> _Provided information_:
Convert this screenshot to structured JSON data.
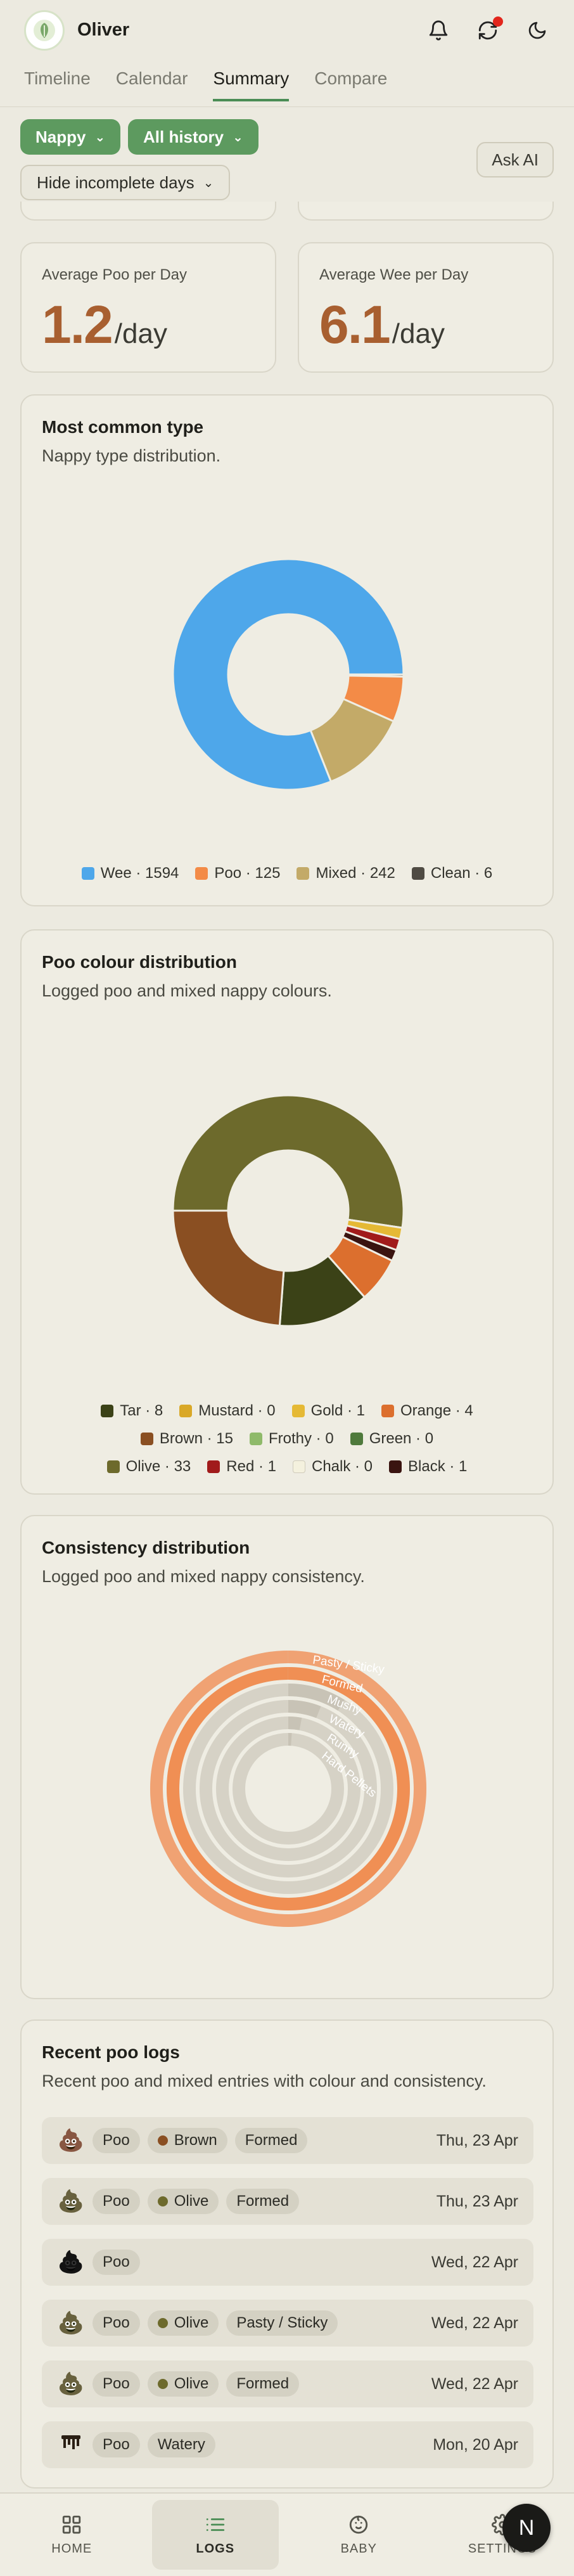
{
  "header": {
    "baby_name": "Oliver",
    "icons": [
      "baby-logo-icon",
      "bell-icon",
      "sync-icon",
      "moon-icon"
    ]
  },
  "tabs": [
    {
      "label": "Timeline",
      "active": false
    },
    {
      "label": "Calendar",
      "active": false
    },
    {
      "label": "Summary",
      "active": true
    },
    {
      "label": "Compare",
      "active": false
    }
  ],
  "filters": {
    "type": "Nappy",
    "range": "All history",
    "days": "Hide incomplete days",
    "ask_ai": "Ask AI"
  },
  "stats": [
    {
      "label": "Average Poo per Day",
      "value": "1.2",
      "unit": "/day"
    },
    {
      "label": "Average Wee per Day",
      "value": "6.1",
      "unit": "/day"
    }
  ],
  "chart_data": [
    {
      "type": "pie",
      "variant": "donut",
      "title": "Most common type",
      "subtitle": "Nappy type distribution.",
      "categories": [
        "Wee",
        "Poo",
        "Mixed",
        "Clean"
      ],
      "values": [
        1594,
        125,
        242,
        6
      ],
      "colors": [
        "#4ea7ea",
        "#f38b47",
        "#c3aa68",
        "#4f4b43"
      ],
      "legend_labels": [
        "Wee · 1594",
        "Poo · 125",
        "Mixed · 242",
        "Clean · 6"
      ],
      "legend_position": "bottom"
    },
    {
      "type": "pie",
      "variant": "donut",
      "title": "Poo colour distribution",
      "subtitle": "Logged poo and mixed nappy colours.",
      "categories": [
        "Tar",
        "Mustard",
        "Gold",
        "Orange",
        "Brown",
        "Frothy",
        "Green",
        "Olive",
        "Red",
        "Chalk",
        "Black"
      ],
      "values": [
        8,
        0,
        1,
        4,
        15,
        0,
        0,
        33,
        1,
        0,
        1
      ],
      "colors": [
        "#3b4217",
        "#d9a827",
        "#e5b935",
        "#dc6f2e",
        "#8a4f22",
        "#8fba6a",
        "#4f7a3c",
        "#6d6a2c",
        "#a11b1b",
        "#f4f1de",
        "#3a1410"
      ],
      "slice_order": [
        "Olive",
        "Mustard",
        "Gold",
        "Red",
        "Black",
        "Orange",
        "Tar",
        "Brown"
      ],
      "slice_colors": [
        "#6d6a2c",
        "#d9a827",
        "#e5b935",
        "#a11b1b",
        "#3a1410",
        "#dc6f2e",
        "#3b4217",
        "#8a4f22"
      ],
      "slice_values": [
        33,
        0,
        1,
        1,
        1,
        4,
        8,
        15
      ],
      "legend_labels": [
        "Tar · 8",
        "Mustard · 0",
        "Gold · 1",
        "Orange · 4",
        "Brown · 15",
        "Frothy · 0",
        "Green · 0",
        "Olive · 33",
        "Red · 1",
        "Chalk · 0",
        "Black · 1"
      ],
      "legend_position": "bottom"
    },
    {
      "type": "radial-bar",
      "title": "Consistency distribution",
      "subtitle": "Logged poo and mixed nappy consistency.",
      "categories": [
        "Pasty / Sticky",
        "Formed",
        "Mushy",
        "Watery",
        "Runny",
        "Hard Pellets"
      ],
      "values": [
        100,
        100,
        9,
        6,
        3,
        1
      ],
      "value_scale": "percent of the largest category",
      "colors": [
        "#f0a273",
        "#f08f54",
        "#d6d2c6",
        "#d6d2c6",
        "#d6d2c6",
        "#d6d2c6"
      ],
      "track_color": "#d6d2c6"
    }
  ],
  "recent_logs": {
    "title": "Recent poo logs",
    "subtitle": "Recent poo and mixed entries with colour and consistency.",
    "rows": [
      {
        "emoji": "💩",
        "type": "Poo",
        "colour": "Brown",
        "colour_hex": "#8a4f22",
        "consistency": "Formed",
        "date": "Thu, 23 Apr"
      },
      {
        "emoji": "💩",
        "type": "Poo",
        "colour": "Olive",
        "colour_hex": "#6d6a2c",
        "consistency": "Formed",
        "date": "Thu, 23 Apr"
      },
      {
        "emoji": "💩",
        "type": "Poo",
        "colour": "",
        "colour_hex": "",
        "consistency": "",
        "date": "Wed, 22 Apr"
      },
      {
        "emoji": "💩",
        "type": "Poo",
        "colour": "Olive",
        "colour_hex": "#6d6a2c",
        "consistency": "Pasty / Sticky",
        "date": "Wed, 22 Apr"
      },
      {
        "emoji": "💩",
        "type": "Poo",
        "colour": "Olive",
        "colour_hex": "#6d6a2c",
        "consistency": "Formed",
        "date": "Wed, 22 Apr"
      },
      {
        "emoji": "💧",
        "type": "Poo",
        "colour": "",
        "colour_hex": "",
        "consistency": "Watery",
        "date": "Mon, 20 Apr"
      }
    ]
  },
  "bottom_nav": [
    {
      "label": "HOME",
      "icon": "grid-icon",
      "active": false
    },
    {
      "label": "LOGS",
      "icon": "list-icon",
      "active": true
    },
    {
      "label": "BABY",
      "icon": "baby-face-icon",
      "active": false
    },
    {
      "label": "SETTINGS",
      "icon": "gear-icon",
      "active": false
    }
  ],
  "fab": {
    "label": "N"
  }
}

> _What to do_:
Pictures are not part of the copy; reproduce everything else in the records exactly.

> _Solution for this problem_:
Convert this screenshot to structured JSON data.
{
  "header": {
    "baby_name": "Oliver",
    "icons": [
      "baby-logo-icon",
      "bell-icon",
      "sync-icon",
      "moon-icon"
    ]
  },
  "tabs": [
    {
      "label": "Timeline",
      "active": false
    },
    {
      "label": "Calendar",
      "active": false
    },
    {
      "label": "Summary",
      "active": true
    },
    {
      "label": "Compare",
      "active": false
    }
  ],
  "filters": {
    "type": "Nappy",
    "range": "All history",
    "days": "Hide incomplete days",
    "ask_ai": "Ask AI"
  },
  "stats": [
    {
      "label": "Average Poo per Day",
      "value": "1.2",
      "unit": "/day"
    },
    {
      "label": "Average Wee per Day",
      "value": "6.1",
      "unit": "/day"
    }
  ],
  "chart_data": [
    {
      "type": "pie",
      "variant": "donut",
      "title": "Most common type",
      "subtitle": "Nappy type distribution.",
      "categories": [
        "Wee",
        "Poo",
        "Mixed",
        "Clean"
      ],
      "values": [
        1594,
        125,
        242,
        6
      ],
      "colors": [
        "#4ea7ea",
        "#f38b47",
        "#c3aa68",
        "#4f4b43"
      ],
      "legend_labels": [
        "Wee · 1594",
        "Poo · 125",
        "Mixed · 242",
        "Clean · 6"
      ],
      "legend_position": "bottom"
    },
    {
      "type": "pie",
      "variant": "donut",
      "title": "Poo colour distribution",
      "subtitle": "Logged poo and mixed nappy colours.",
      "categories": [
        "Tar",
        "Mustard",
        "Gold",
        "Orange",
        "Brown",
        "Frothy",
        "Green",
        "Olive",
        "Red",
        "Chalk",
        "Black"
      ],
      "values": [
        8,
        0,
        1,
        4,
        15,
        0,
        0,
        33,
        1,
        0,
        1
      ],
      "colors": [
        "#3b4217",
        "#d9a827",
        "#e5b935",
        "#dc6f2e",
        "#8a4f22",
        "#8fba6a",
        "#4f7a3c",
        "#6d6a2c",
        "#a11b1b",
        "#f4f1de",
        "#3a1410"
      ],
      "slice_order": [
        "Olive",
        "Mustard",
        "Gold",
        "Red",
        "Black",
        "Orange",
        "Tar",
        "Brown"
      ],
      "slice_colors": [
        "#6d6a2c",
        "#d9a827",
        "#e5b935",
        "#a11b1b",
        "#3a1410",
        "#dc6f2e",
        "#3b4217",
        "#8a4f22"
      ],
      "slice_values": [
        33,
        0,
        1,
        1,
        1,
        4,
        8,
        15
      ],
      "legend_labels": [
        "Tar · 8",
        "Mustard · 0",
        "Gold · 1",
        "Orange · 4",
        "Brown · 15",
        "Frothy · 0",
        "Green · 0",
        "Olive · 33",
        "Red · 1",
        "Chalk · 0",
        "Black · 1"
      ],
      "legend_position": "bottom"
    },
    {
      "type": "radial-bar",
      "title": "Consistency distribution",
      "subtitle": "Logged poo and mixed nappy consistency.",
      "categories": [
        "Pasty / Sticky",
        "Formed",
        "Mushy",
        "Watery",
        "Runny",
        "Hard Pellets"
      ],
      "values": [
        100,
        100,
        9,
        6,
        3,
        1
      ],
      "value_scale": "percent of the largest category",
      "colors": [
        "#f0a273",
        "#f08f54",
        "#d6d2c6",
        "#d6d2c6",
        "#d6d2c6",
        "#d6d2c6"
      ],
      "track_color": "#d6d2c6"
    }
  ],
  "recent_logs": {
    "title": "Recent poo logs",
    "subtitle": "Recent poo and mixed entries with colour and consistency.",
    "rows": [
      {
        "emoji": "💩",
        "type": "Poo",
        "colour": "Brown",
        "colour_hex": "#8a4f22",
        "consistency": "Formed",
        "date": "Thu, 23 Apr"
      },
      {
        "emoji": "💩",
        "type": "Poo",
        "colour": "Olive",
        "colour_hex": "#6d6a2c",
        "consistency": "Formed",
        "date": "Thu, 23 Apr"
      },
      {
        "emoji": "💩",
        "type": "Poo",
        "colour": "",
        "colour_hex": "",
        "consistency": "",
        "date": "Wed, 22 Apr"
      },
      {
        "emoji": "💩",
        "type": "Poo",
        "colour": "Olive",
        "colour_hex": "#6d6a2c",
        "consistency": "Pasty / Sticky",
        "date": "Wed, 22 Apr"
      },
      {
        "emoji": "💩",
        "type": "Poo",
        "colour": "Olive",
        "colour_hex": "#6d6a2c",
        "consistency": "Formed",
        "date": "Wed, 22 Apr"
      },
      {
        "emoji": "💧",
        "type": "Poo",
        "colour": "",
        "colour_hex": "",
        "consistency": "Watery",
        "date": "Mon, 20 Apr"
      }
    ]
  },
  "bottom_nav": [
    {
      "label": "HOME",
      "icon": "grid-icon",
      "active": false
    },
    {
      "label": "LOGS",
      "icon": "list-icon",
      "active": true
    },
    {
      "label": "BABY",
      "icon": "baby-face-icon",
      "active": false
    },
    {
      "label": "SETTINGS",
      "icon": "gear-icon",
      "active": false
    }
  ],
  "fab": {
    "label": "N"
  }
}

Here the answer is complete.